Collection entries
══════

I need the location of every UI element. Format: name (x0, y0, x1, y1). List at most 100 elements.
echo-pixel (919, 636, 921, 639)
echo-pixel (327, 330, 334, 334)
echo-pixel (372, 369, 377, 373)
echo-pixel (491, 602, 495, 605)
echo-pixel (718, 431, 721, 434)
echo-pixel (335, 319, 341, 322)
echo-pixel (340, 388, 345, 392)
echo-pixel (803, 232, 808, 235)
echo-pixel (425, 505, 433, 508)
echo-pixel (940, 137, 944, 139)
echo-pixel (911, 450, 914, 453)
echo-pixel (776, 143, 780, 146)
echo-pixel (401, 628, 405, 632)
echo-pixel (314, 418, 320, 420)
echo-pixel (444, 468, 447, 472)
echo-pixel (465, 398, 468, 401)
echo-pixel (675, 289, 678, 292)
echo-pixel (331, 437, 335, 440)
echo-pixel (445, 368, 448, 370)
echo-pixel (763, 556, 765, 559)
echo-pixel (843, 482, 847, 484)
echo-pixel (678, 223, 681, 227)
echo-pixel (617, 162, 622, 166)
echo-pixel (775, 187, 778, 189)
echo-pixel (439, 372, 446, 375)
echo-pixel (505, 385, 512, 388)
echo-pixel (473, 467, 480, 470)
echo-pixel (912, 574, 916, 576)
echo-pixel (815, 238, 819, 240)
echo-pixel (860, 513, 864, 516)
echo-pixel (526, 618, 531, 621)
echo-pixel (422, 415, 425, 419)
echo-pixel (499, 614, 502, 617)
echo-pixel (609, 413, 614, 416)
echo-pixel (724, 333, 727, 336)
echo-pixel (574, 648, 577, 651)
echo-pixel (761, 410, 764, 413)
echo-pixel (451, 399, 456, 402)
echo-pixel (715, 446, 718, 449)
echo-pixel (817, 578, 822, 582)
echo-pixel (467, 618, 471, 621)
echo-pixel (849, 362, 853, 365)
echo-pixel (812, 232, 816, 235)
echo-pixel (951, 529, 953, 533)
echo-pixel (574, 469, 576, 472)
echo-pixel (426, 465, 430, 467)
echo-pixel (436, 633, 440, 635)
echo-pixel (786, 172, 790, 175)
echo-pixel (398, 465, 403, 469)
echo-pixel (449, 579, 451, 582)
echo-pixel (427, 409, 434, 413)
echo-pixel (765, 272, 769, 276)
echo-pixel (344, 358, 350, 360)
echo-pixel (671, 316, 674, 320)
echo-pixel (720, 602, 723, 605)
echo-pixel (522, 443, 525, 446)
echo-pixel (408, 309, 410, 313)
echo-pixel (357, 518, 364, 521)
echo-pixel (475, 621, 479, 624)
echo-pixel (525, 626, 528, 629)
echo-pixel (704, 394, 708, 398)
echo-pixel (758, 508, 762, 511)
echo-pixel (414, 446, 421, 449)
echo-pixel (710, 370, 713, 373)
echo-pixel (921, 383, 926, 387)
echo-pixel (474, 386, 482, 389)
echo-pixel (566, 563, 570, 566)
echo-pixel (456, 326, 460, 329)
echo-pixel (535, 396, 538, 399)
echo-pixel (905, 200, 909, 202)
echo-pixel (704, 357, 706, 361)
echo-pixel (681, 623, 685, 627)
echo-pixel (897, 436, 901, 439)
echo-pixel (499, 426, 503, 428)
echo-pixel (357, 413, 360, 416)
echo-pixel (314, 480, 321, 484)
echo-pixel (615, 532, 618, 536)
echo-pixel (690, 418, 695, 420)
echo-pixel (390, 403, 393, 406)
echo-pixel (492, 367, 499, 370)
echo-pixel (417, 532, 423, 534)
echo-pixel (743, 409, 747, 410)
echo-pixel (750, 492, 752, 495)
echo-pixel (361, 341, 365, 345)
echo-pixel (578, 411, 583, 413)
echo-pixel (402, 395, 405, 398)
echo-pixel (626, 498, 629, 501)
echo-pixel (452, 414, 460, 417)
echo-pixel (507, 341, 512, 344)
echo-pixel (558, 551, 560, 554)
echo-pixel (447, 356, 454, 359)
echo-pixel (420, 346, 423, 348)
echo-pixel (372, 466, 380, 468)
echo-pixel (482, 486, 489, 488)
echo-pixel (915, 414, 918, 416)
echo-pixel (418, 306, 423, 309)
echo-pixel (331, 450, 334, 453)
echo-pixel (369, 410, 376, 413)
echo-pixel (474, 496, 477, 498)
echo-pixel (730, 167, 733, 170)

══════

■ Objective
Please rewrite the listing above, changing every "echo-pixel" to "echo-dot" and leaving everything else as it is.

■ Complete response
I need the location of every UI element. Format: name (x0, y0, x1, y1). List at most 100 elements.
echo-dot (919, 636, 921, 639)
echo-dot (327, 330, 334, 334)
echo-dot (372, 369, 377, 373)
echo-dot (491, 602, 495, 605)
echo-dot (718, 431, 721, 434)
echo-dot (335, 319, 341, 322)
echo-dot (340, 388, 345, 392)
echo-dot (803, 232, 808, 235)
echo-dot (425, 505, 433, 508)
echo-dot (940, 137, 944, 139)
echo-dot (911, 450, 914, 453)
echo-dot (776, 143, 780, 146)
echo-dot (401, 628, 405, 632)
echo-dot (314, 418, 320, 420)
echo-dot (444, 468, 447, 472)
echo-dot (465, 398, 468, 401)
echo-dot (675, 289, 678, 292)
echo-dot (331, 437, 335, 440)
echo-dot (445, 368, 448, 370)
echo-dot (763, 556, 765, 559)
echo-dot (843, 482, 847, 484)
echo-dot (678, 223, 681, 227)
echo-dot (617, 162, 622, 166)
echo-dot (775, 187, 778, 189)
echo-dot (439, 372, 446, 375)
echo-dot (505, 385, 512, 388)
echo-dot (473, 467, 480, 470)
echo-dot (912, 574, 916, 576)
echo-dot (815, 238, 819, 240)
echo-dot (860, 513, 864, 516)
echo-dot (526, 618, 531, 621)
echo-dot (422, 415, 425, 419)
echo-dot (499, 614, 502, 617)
echo-dot (609, 413, 614, 416)
echo-dot (724, 333, 727, 336)
echo-dot (574, 648, 577, 651)
echo-dot (761, 410, 764, 413)
echo-dot (451, 399, 456, 402)
echo-dot (715, 446, 718, 449)
echo-dot (817, 578, 822, 582)
echo-dot (467, 618, 471, 621)
echo-dot (849, 362, 853, 365)
echo-dot (812, 232, 816, 235)
echo-dot (951, 529, 953, 533)
echo-dot (574, 469, 576, 472)
echo-dot (426, 465, 430, 467)
echo-dot (436, 633, 440, 635)
echo-dot (786, 172, 790, 175)
echo-dot (398, 465, 403, 469)
echo-dot (449, 579, 451, 582)
echo-dot (427, 409, 434, 413)
echo-dot (765, 272, 769, 276)
echo-dot (344, 358, 350, 360)
echo-dot (671, 316, 674, 320)
echo-dot (720, 602, 723, 605)
echo-dot (522, 443, 525, 446)
echo-dot (408, 309, 410, 313)
echo-dot (357, 518, 364, 521)
echo-dot (475, 621, 479, 624)
echo-dot (525, 626, 528, 629)
echo-dot (704, 394, 708, 398)
echo-dot (758, 508, 762, 511)
echo-dot (414, 446, 421, 449)
echo-dot (710, 370, 713, 373)
echo-dot (921, 383, 926, 387)
echo-dot (474, 386, 482, 389)
echo-dot (566, 563, 570, 566)
echo-dot (456, 326, 460, 329)
echo-dot (535, 396, 538, 399)
echo-dot (905, 200, 909, 202)
echo-dot (704, 357, 706, 361)
echo-dot (681, 623, 685, 627)
echo-dot (897, 436, 901, 439)
echo-dot (499, 426, 503, 428)
echo-dot (357, 413, 360, 416)
echo-dot (314, 480, 321, 484)
echo-dot (615, 532, 618, 536)
echo-dot (690, 418, 695, 420)
echo-dot (390, 403, 393, 406)
echo-dot (492, 367, 499, 370)
echo-dot (417, 532, 423, 534)
echo-dot (743, 409, 747, 410)
echo-dot (750, 492, 752, 495)
echo-dot (361, 341, 365, 345)
echo-dot (578, 411, 583, 413)
echo-dot (402, 395, 405, 398)
echo-dot (626, 498, 629, 501)
echo-dot (452, 414, 460, 417)
echo-dot (507, 341, 512, 344)
echo-dot (558, 551, 560, 554)
echo-dot (447, 356, 454, 359)
echo-dot (420, 346, 423, 348)
echo-dot (372, 466, 380, 468)
echo-dot (482, 486, 489, 488)
echo-dot (915, 414, 918, 416)
echo-dot (418, 306, 423, 309)
echo-dot (331, 450, 334, 453)
echo-dot (369, 410, 376, 413)
echo-dot (474, 496, 477, 498)
echo-dot (730, 167, 733, 170)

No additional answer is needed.